Job - Copy all lines below containing "this".

Information provided -
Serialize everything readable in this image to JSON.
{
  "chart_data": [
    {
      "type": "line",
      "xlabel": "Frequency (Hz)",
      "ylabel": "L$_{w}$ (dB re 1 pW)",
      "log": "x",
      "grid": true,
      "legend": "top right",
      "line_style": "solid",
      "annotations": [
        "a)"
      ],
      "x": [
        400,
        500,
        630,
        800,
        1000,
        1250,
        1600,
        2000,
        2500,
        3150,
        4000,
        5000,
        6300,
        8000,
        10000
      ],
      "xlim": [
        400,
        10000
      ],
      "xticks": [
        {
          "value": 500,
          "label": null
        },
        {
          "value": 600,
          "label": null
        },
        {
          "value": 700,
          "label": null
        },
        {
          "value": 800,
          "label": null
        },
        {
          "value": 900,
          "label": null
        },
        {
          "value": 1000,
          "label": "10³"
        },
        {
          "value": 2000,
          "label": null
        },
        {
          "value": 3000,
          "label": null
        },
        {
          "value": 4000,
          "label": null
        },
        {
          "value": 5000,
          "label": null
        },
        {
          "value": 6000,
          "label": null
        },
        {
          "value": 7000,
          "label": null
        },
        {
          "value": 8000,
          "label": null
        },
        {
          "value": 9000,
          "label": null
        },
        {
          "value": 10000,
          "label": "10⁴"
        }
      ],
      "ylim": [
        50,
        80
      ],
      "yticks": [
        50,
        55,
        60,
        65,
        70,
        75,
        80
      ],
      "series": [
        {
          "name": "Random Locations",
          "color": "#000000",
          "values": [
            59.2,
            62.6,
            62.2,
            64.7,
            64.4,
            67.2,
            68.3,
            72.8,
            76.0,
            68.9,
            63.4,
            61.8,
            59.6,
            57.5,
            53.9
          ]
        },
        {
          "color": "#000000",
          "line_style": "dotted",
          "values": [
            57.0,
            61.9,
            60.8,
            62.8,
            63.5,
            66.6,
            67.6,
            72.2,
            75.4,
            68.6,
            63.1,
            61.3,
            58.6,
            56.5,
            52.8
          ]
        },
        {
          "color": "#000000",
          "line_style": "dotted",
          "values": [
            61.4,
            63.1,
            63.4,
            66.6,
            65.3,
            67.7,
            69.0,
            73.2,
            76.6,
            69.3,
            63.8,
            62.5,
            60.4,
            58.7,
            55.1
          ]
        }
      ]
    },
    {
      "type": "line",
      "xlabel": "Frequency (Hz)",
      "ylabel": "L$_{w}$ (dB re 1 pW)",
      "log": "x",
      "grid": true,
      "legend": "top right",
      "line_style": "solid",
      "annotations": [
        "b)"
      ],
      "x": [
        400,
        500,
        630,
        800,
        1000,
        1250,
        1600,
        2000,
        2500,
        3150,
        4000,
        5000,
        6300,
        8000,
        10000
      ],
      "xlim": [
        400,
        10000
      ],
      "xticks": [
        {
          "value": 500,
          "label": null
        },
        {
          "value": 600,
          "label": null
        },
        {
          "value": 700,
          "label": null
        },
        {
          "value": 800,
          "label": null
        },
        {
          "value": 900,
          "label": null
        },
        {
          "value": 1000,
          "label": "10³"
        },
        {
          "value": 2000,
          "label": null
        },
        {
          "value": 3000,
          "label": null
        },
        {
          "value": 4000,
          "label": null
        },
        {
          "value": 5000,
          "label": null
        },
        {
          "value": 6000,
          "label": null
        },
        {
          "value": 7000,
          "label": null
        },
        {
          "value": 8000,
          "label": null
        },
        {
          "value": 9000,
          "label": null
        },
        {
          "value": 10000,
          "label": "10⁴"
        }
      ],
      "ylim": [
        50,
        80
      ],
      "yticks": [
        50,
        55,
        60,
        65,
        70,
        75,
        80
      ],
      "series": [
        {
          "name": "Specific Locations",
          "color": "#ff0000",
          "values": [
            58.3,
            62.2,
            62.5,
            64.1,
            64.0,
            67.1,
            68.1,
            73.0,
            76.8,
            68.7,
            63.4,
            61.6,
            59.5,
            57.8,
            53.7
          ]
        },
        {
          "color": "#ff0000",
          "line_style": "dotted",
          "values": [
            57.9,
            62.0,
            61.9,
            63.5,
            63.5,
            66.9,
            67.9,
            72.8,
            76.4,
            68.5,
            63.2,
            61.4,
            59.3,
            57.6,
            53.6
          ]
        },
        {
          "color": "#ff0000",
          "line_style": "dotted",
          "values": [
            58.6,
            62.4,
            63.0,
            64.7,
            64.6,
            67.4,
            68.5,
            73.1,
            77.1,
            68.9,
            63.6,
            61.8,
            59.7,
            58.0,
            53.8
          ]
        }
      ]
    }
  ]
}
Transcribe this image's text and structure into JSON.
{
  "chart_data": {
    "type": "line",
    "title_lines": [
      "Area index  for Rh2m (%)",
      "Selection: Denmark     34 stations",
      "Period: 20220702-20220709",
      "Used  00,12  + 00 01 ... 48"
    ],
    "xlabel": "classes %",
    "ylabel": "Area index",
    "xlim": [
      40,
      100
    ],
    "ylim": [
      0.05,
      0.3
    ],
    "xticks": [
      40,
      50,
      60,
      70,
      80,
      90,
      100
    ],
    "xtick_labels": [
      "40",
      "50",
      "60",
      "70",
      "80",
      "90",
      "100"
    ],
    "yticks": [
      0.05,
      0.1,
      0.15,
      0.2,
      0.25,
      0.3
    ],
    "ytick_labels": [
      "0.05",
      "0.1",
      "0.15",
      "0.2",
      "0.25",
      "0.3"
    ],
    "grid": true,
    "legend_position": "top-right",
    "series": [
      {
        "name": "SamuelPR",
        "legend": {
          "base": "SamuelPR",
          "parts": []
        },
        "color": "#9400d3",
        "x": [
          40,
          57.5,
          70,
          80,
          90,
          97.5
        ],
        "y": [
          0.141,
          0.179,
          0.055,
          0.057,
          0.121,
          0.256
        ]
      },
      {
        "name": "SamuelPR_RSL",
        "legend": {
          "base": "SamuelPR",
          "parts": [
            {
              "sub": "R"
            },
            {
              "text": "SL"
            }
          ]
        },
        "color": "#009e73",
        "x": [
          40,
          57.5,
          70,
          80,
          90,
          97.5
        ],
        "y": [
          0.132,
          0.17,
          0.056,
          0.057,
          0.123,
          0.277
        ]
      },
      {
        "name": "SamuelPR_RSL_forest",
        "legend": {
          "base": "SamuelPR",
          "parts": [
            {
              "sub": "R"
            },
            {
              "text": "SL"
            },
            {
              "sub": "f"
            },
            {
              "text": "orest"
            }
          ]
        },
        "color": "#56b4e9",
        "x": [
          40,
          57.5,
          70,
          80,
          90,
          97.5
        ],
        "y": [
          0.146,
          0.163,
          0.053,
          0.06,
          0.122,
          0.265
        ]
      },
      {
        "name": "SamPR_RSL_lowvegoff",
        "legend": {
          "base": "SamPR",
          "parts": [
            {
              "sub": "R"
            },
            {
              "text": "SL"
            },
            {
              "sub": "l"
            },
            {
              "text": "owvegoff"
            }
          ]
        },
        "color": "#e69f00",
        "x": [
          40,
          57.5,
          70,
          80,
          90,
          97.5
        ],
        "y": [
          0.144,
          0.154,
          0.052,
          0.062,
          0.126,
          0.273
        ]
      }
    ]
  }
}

Result of the task -
Serialize everything readable in this image to JSON.
Transcribe this image's text and structure into JSON.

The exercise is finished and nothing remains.